> _Task prompt_
Lines holding the string "confidence" are the ones to copy from this listing.

> _Records for the exercise_
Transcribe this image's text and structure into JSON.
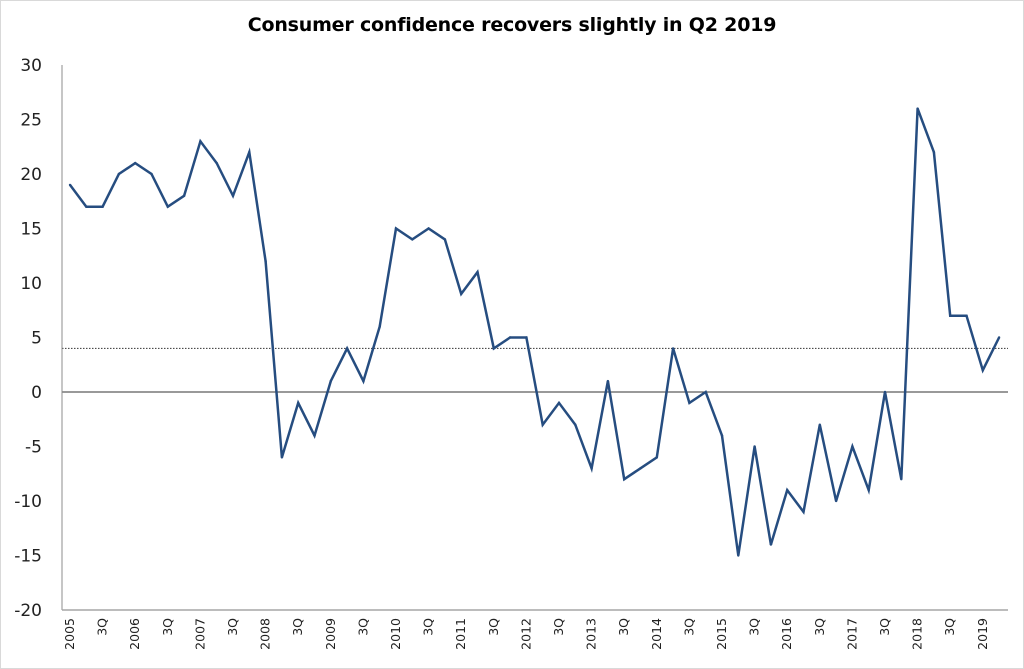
{
  "chart_data": {
    "type": "line",
    "title": "Consumer confidence recovers slightly in Q2 2019",
    "xlabel": "",
    "ylabel": "",
    "ylim": [
      -20,
      30
    ],
    "yticks": [
      30,
      25,
      20,
      15,
      10,
      5,
      0,
      -5,
      -10,
      -15,
      -20
    ],
    "grid": false,
    "legend": "none",
    "x_tick_labels": [
      "2005",
      "3Q",
      "2006",
      "3Q",
      "2007",
      "3Q",
      "2008",
      "3Q",
      "2009",
      "3Q",
      "2010",
      "3Q",
      "2011",
      "3Q",
      "2012",
      "3Q",
      "2013",
      "3Q",
      "2014",
      "3Q",
      "2015",
      "3Q",
      "2016",
      "3Q",
      "2017",
      "3Q",
      "2018",
      "3Q",
      "2019"
    ],
    "x": [
      "2005Q1",
      "2005Q2",
      "2005Q3",
      "2005Q4",
      "2006Q1",
      "2006Q2",
      "2006Q3",
      "2006Q4",
      "2007Q1",
      "2007Q2",
      "2007Q3",
      "2007Q4",
      "2008Q1",
      "2008Q2",
      "2008Q3",
      "2008Q4",
      "2009Q1",
      "2009Q2",
      "2009Q3",
      "2009Q4",
      "2010Q1",
      "2010Q2",
      "2010Q3",
      "2010Q4",
      "2011Q1",
      "2011Q2",
      "2011Q3",
      "2011Q4",
      "2012Q1",
      "2012Q2",
      "2012Q3",
      "2012Q4",
      "2013Q1",
      "2013Q2",
      "2013Q3",
      "2013Q4",
      "2014Q1",
      "2014Q2",
      "2014Q3",
      "2014Q4",
      "2015Q1",
      "2015Q2",
      "2015Q3",
      "2015Q4",
      "2016Q1",
      "2016Q2",
      "2016Q3",
      "2016Q4",
      "2017Q1",
      "2017Q2",
      "2017Q3",
      "2017Q4",
      "2018Q1",
      "2018Q2",
      "2018Q3",
      "2018Q4",
      "2019Q1",
      "2019Q2"
    ],
    "series": [
      {
        "name": "Consumer confidence",
        "color": "#264d80",
        "values": [
          19,
          17,
          17,
          20,
          21,
          20,
          17,
          18,
          23,
          21,
          18,
          22,
          12,
          -6,
          -1,
          -4,
          1,
          4,
          1,
          6,
          15,
          14,
          15,
          14,
          9,
          11,
          4,
          5,
          5,
          -3,
          -1,
          -3,
          -7,
          1,
          -8,
          -7,
          -6,
          4,
          -1,
          0,
          -4,
          -15,
          -5,
          -14,
          -9,
          -11,
          -3,
          -10,
          -5,
          -9,
          0,
          -8,
          26,
          22,
          7,
          7,
          2,
          5
        ]
      }
    ],
    "reference_lines": [
      {
        "name": "zero-line",
        "value": 0,
        "style": "solid",
        "color": "#333333"
      },
      {
        "name": "average-line",
        "value": 4,
        "style": "dotted",
        "color": "#333333"
      }
    ]
  }
}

> _Output_
    "title": "Consumer confidence recovers slightly in Q2 2019",
        "name": "Consumer confidence",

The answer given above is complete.